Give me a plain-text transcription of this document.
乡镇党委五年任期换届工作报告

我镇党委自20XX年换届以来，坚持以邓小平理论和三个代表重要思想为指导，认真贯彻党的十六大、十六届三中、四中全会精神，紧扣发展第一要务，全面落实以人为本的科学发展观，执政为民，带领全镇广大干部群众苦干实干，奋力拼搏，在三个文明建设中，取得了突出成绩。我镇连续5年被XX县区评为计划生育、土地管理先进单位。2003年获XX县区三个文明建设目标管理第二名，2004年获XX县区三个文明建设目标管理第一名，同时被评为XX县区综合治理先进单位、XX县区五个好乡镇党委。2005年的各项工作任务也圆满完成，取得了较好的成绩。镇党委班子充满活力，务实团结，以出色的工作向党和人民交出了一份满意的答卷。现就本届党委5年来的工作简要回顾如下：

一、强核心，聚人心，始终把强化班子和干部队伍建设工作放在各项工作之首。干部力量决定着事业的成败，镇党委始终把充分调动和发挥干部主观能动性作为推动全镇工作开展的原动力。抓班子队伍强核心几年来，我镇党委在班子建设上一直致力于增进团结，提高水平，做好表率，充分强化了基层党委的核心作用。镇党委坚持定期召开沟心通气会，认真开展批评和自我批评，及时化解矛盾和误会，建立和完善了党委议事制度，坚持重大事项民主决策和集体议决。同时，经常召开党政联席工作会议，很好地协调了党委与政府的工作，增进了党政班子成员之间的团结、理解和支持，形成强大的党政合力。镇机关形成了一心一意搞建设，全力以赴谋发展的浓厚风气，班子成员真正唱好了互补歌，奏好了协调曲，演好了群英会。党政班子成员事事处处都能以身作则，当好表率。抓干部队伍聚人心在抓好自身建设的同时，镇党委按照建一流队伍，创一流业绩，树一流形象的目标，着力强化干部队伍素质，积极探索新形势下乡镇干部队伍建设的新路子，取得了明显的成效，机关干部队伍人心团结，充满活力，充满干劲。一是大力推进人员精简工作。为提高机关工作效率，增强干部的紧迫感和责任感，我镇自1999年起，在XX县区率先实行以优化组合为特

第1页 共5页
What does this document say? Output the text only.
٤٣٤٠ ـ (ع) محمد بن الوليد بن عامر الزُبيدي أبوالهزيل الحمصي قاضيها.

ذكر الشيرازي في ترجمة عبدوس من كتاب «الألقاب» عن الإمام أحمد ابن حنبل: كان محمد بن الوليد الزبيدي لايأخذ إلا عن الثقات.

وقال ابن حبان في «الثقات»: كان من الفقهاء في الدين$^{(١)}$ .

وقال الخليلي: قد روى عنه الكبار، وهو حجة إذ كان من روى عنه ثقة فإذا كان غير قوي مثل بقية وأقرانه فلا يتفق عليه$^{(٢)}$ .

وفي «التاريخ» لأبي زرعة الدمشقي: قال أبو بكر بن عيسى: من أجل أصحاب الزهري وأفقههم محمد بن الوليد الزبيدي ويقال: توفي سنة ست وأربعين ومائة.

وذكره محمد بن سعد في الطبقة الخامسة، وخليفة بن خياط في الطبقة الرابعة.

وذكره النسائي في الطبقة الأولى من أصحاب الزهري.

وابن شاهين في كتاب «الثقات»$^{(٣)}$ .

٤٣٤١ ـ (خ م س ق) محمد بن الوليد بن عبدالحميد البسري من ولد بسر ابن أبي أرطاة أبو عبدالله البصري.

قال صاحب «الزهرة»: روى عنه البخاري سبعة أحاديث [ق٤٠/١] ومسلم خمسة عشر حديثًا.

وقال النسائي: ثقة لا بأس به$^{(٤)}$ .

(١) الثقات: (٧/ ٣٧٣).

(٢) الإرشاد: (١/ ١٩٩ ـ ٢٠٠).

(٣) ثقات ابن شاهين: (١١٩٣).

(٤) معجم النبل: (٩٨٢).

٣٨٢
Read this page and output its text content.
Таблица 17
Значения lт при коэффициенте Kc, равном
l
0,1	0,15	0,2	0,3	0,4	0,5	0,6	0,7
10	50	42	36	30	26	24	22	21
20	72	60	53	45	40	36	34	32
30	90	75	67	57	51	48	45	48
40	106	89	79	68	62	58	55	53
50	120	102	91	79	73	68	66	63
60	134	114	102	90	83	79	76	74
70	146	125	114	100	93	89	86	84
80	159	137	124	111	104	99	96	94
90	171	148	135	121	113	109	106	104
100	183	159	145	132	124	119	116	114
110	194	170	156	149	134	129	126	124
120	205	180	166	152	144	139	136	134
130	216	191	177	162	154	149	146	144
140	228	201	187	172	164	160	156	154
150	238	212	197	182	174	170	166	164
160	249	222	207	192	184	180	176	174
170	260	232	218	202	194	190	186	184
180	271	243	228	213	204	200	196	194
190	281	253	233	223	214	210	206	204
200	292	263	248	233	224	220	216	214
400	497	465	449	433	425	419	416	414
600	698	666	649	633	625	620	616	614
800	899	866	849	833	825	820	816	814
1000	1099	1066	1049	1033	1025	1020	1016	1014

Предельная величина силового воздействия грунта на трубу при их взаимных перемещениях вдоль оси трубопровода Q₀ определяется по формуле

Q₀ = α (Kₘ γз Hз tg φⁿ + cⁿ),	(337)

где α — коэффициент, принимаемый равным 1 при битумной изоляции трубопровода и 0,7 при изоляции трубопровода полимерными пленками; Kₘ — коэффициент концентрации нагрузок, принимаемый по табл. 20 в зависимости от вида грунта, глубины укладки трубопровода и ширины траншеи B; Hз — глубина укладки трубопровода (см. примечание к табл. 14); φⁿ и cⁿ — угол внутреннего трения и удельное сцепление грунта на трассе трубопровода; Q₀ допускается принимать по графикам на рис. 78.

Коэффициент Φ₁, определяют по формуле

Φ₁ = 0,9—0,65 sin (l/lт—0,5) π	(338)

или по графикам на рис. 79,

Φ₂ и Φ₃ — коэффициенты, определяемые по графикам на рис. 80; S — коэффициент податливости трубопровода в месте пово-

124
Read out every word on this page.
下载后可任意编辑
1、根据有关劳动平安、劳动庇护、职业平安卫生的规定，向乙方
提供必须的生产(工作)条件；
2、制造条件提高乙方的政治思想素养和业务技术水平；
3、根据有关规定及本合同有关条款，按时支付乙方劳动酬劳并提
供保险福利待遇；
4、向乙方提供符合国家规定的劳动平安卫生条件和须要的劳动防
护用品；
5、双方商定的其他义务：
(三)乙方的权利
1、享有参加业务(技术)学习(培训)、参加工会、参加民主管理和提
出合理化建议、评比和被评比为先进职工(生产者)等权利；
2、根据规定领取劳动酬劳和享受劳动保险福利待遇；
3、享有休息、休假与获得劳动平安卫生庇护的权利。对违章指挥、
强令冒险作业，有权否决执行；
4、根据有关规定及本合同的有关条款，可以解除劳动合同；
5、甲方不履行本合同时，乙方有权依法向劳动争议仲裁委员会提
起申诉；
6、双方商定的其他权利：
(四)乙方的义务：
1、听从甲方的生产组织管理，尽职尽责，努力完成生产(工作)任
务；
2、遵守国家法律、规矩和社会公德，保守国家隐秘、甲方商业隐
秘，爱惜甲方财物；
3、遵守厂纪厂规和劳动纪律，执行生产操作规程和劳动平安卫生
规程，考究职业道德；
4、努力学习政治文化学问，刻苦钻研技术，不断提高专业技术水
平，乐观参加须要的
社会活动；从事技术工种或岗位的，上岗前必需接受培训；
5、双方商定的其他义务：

---

• TASK DIRECTIONS: Extract each record, keeping it identical to the original.

• THE OUTPUT:
Give me a plain-text transcription of this document.
乡镇党委五年任期换届工作报告

我镇党委自20XX年换届以来，坚持以邓小平理论和三个代表重要思想为指导，认真贯彻党的十六大、十六届三中、四中全会精神，紧扣发展第一要务，全面落实以人为本的科学发展观，执政为民，带领全镇广大干部群众苦干实干，奋力拼搏，在三个文明建设中，取得了突出成绩。我镇连续5年被XX县区评为计划生育、土地管理先进单位。2003年获XX县区三个文明建设目标管理第二名，2004年获XX县区三个文明建设目标管理第一名，同时被评为XX县区综合治理先进单位、XX县区五个好乡镇党委。2005年的各项工作任务也圆满完成，取得了较好的成绩。镇党委班子充满活力，务实团结，以出色的工作向党和人民交出了一份满意的答卷。现就本届党委5年来的工作简要回顾如下：

一、强核心，聚人心，始终把强化班子和干部队伍建设工作放在各项工作之首。干部力量决定着事业的成败，镇党委始终把充分调动和发挥干部主观能动性作为推动全镇工作开展的原动力。抓班子队伍强核心几年来，我镇党委在班子建设上一直致力于增进团结，提高水平，做好表率，充分强化了基层党委的核心作用。镇党委坚持定期召开沟心通气会，认真开展批评和自我批评，及时化解矛盾和误会，建立和完善了党委议事制度，坚持重大事项民主决策和集体议决。同时，经常召开党政联席工作会议，很好地协调了党委与政府的工作，增进了党政班子成员之间的团结、理解和支持，形成强大的党政合力。镇机关形成了一心一意搞建设，全力以赴谋发展的浓厚风气，班子成员真正唱好了互补歌，奏好了协调曲，演好了群英会。党政班子成员事事处处都能以身作则，当好表率。抓干部队伍聚人心在抓好自身建设的同时，镇党委按照建一流队伍，创一流业绩，树一流形象的目标，着力强化干部队伍素质，积极探索新形势下乡镇干部队伍建设的新路子，取得了明显的成效，机关干部队伍人心团结，充满活力，充满干劲。一是大力推进人员精简工作。为提高机关工作效率，增强干部的紧迫感和责任感，我镇自1999年起，在XX县区率先实行以优化组合为特

第1页 共5页
What does this document say? Output the text only.
٤٣٤٠ ـ (ع) محمد بن الوليد بن عامر الزُبيدي أبوالهزيل الحمصي قاضيها.

ذكر الشيرازي في ترجمة عبدوس من كتاب «الألقاب» عن الإمام أحمد ابن حنبل: كان محمد بن الوليد الزبيدي لايأخذ إلا عن الثقات.

وقال ابن حبان في «الثقات»: كان من الفقهاء في الدين$^{(١)}$ .

وقال الخليلي: قد روى عنه الكبار، وهو حجة إذ كان من روى عنه ثقة فإذا كان غير قوي مثل بقية وأقرانه فلا يتفق عليه$^{(٢)}$ .

وفي «التاريخ» لأبي زرعة الدمشقي: قال أبو بكر بن عيسى: من أجل أصحاب الزهري وأفقههم محمد بن الوليد الزبيدي ويقال: توفي سنة ست وأربعين ومائة.

وذكره محمد بن سعد في الطبقة الخامسة، وخليفة بن خياط في الطبقة الرابعة.

وذكره النسائي في الطبقة الأولى من أصحاب الزهري.

وابن شاهين في كتاب «الثقات»$^{(٣)}$ .

٤٣٤١ ـ (خ م س ق) محمد بن الوليد بن عبدالحميد البسري من ولد بسر ابن أبي أرطاة أبو عبدالله البصري.

قال صاحب «الزهرة»: روى عنه البخاري سبعة أحاديث [ق٤٠/١] ومسلم خمسة عشر حديثًا.

وقال النسائي: ثقة لا بأس به$^{(٤)}$ .

(١) الثقات: (٧/ ٣٧٣).

(٢) الإرشاد: (١/ ١٩٩ ـ ٢٠٠).

(٣) ثقات ابن شاهين: (١١٩٣).

(٤) معجم النبل: (٩٨٢).

٣٨٢
Read this page and output its text content.
Таблица 17
Значения lт при коэффициенте Kc, равном
l
0,1	0,15	0,2	0,3	0,4	0,5	0,6	0,7
10	50	42	36	30	26	24	22	21
20	72	60	53	45	40	36	34	32
30	90	75	67	57	51	48	45	48
40	106	89	79	68	62	58	55	53
50	120	102	91	79	73	68	66	63
60	134	114	102	90	83	79	76	74
70	146	125	114	100	93	89	86	84
80	159	137	124	111	104	99	96	94
90	171	148	135	121	113	109	106	104
100	183	159	145	132	124	119	116	114
110	194	170	156	149	134	129	126	124
120	205	180	166	152	144	139	136	134
130	216	191	177	162	154	149	146	144
140	228	201	187	172	164	160	156	154
150	238	212	197	182	174	170	166	164
160	249	222	207	192	184	180	176	174
170	260	232	218	202	194	190	186	184
180	271	243	228	213	204	200	196	194
190	281	253	233	223	214	210	206	204
200	292	263	248	233	224	220	216	214
400	497	465	449	433	425	419	416	414
600	698	666	649	633	625	620	616	614
800	899	866	849	833	825	820	816	814
1000	1099	1066	1049	1033	1025	1020	1016	1014

Предельная величина силового воздействия грунта на трубу при их взаимных перемещениях вдоль оси трубопровода Q₀ определяется по формуле

Q₀ = α (Kₘ γз Hз tg φⁿ + cⁿ),	(337)

где α — коэффициент, принимаемый равным 1 при битумной изоляции трубопровода и 0,7 при изоляции трубопровода полимерными пленками; Kₘ — коэффициент концентрации нагрузок, принимаемый по табл. 20 в зависимости от вида грунта, глубины укладки трубопровода и ширины траншеи B; Hз — глубина укладки трубопровода (см. примечание к табл. 14); φⁿ и cⁿ — угол внутреннего трения и удельное сцепление грунта на трассе трубопровода; Q₀ допускается принимать по графикам на рис. 78.

Коэффициент Φ₁, определяют по формуле

Φ₁ = 0,9—0,65 sin (l/lт—0,5) π	(338)

или по графикам на рис. 79,

Φ₂ и Φ₃ — коэффициенты, определяемые по графикам на рис. 80; S — коэффициент податливости трубопровода в месте пово-

124
Read out every word on this page.
下载后可任意编辑
1、根据有关劳动平安、劳动庇护、职业平安卫生的规定，向乙方
提供必须的生产(工作)条件；
2、制造条件提高乙方的政治思想素养和业务技术水平；
3、根据有关规定及本合同有关条款，按时支付乙方劳动酬劳并提
供保险福利待遇；
4、向乙方提供符合国家规定的劳动平安卫生条件和须要的劳动防
护用品；
5、双方商定的其他义务：
(三)乙方的权利
1、享有参加业务(技术)学习(培训)、参加工会、参加民主管理和提
出合理化建议、评比和被评比为先进职工(生产者)等权利；
2、根据规定领取劳动酬劳和享受劳动保险福利待遇；
3、享有休息、休假与获得劳动平安卫生庇护的权利。对违章指挥、
强令冒险作业，有权否决执行；
4、根据有关规定及本合同的有关条款，可以解除劳动合同；
5、甲方不履行本合同时，乙方有权依法向劳动争议仲裁委员会提
起申诉；
6、双方商定的其他权利：
(四)乙方的义务：
1、听从甲方的生产组织管理，尽职尽责，努力完成生产(工作)任
务；
2、遵守国家法律、规矩和社会公德，保守国家隐秘、甲方商业隐
秘，爱惜甲方财物；
3、遵守厂纪厂规和劳动纪律，执行生产操作规程和劳动平安卫生
规程，考究职业道德；
4、努力学习政治文化学问，刻苦钻研技术，不断提高专业技术水
平，乐观参加须要的
社会活动；从事技术工种或岗位的，上岗前必需接受培训；
5、双方商定的其他义务：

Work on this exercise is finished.